Exactly reproduce each entry, leaving out nothing.

• _PROVIDED DATA_:
+===+
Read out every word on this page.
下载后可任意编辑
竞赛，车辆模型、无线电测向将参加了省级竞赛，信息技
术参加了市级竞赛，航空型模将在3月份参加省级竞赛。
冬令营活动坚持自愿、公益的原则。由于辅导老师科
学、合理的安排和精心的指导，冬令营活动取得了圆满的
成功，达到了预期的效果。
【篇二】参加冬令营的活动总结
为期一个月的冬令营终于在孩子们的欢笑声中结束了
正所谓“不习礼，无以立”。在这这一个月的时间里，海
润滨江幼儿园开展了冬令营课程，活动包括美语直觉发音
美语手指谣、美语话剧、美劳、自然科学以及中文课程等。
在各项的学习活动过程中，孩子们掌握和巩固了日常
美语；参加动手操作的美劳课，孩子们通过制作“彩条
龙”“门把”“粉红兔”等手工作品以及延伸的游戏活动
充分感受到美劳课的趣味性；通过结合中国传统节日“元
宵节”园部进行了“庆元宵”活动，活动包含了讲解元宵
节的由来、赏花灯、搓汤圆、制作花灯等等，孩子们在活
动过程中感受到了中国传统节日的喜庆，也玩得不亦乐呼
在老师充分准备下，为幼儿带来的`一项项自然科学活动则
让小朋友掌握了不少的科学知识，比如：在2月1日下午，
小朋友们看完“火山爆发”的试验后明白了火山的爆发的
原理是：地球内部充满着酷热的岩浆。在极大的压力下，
+===+
• _FULL RESPONSE_:
Read out every word on this page.
下载后可任意编辑
竞赛，车辆模型、无线电测向将参加了省级竞赛，信息技
术参加了市级竞赛，航空型模将在3月份参加省级竞赛。
冬令营活动坚持自愿、公益的原则。由于辅导老师科
学、合理的安排和精心的指导，冬令营活动取得了圆满的
成功，达到了预期的效果。
【篇二】参加冬令营的活动总结
为期一个月的冬令营终于在孩子们的欢笑声中结束了
正所谓“不习礼，无以立”。在这这一个月的时间里，海
润滨江幼儿园开展了冬令营课程，活动包括美语直觉发音
美语手指谣、美语话剧、美劳、自然科学以及中文课程等。
在各项的学习活动过程中，孩子们掌握和巩固了日常
美语；参加动手操作的美劳课，孩子们通过制作“彩条
龙”“门把”“粉红兔”等手工作品以及延伸的游戏活动
充分感受到美劳课的趣味性；通过结合中国传统节日“元
宵节”园部进行了“庆元宵”活动，活动包含了讲解元宵
节的由来、赏花灯、搓汤圆、制作花灯等等，孩子们在活
动过程中感受到了中国传统节日的喜庆，也玩得不亦乐呼
在老师充分准备下，为幼儿带来的`一项项自然科学活动则
让小朋友掌握了不少的科学知识，比如：在2月1日下午，
小朋友们看完“火山爆发”的试验后明白了火山的爆发的
原理是：地球内部充满着酷热的岩浆。在极大的压力下，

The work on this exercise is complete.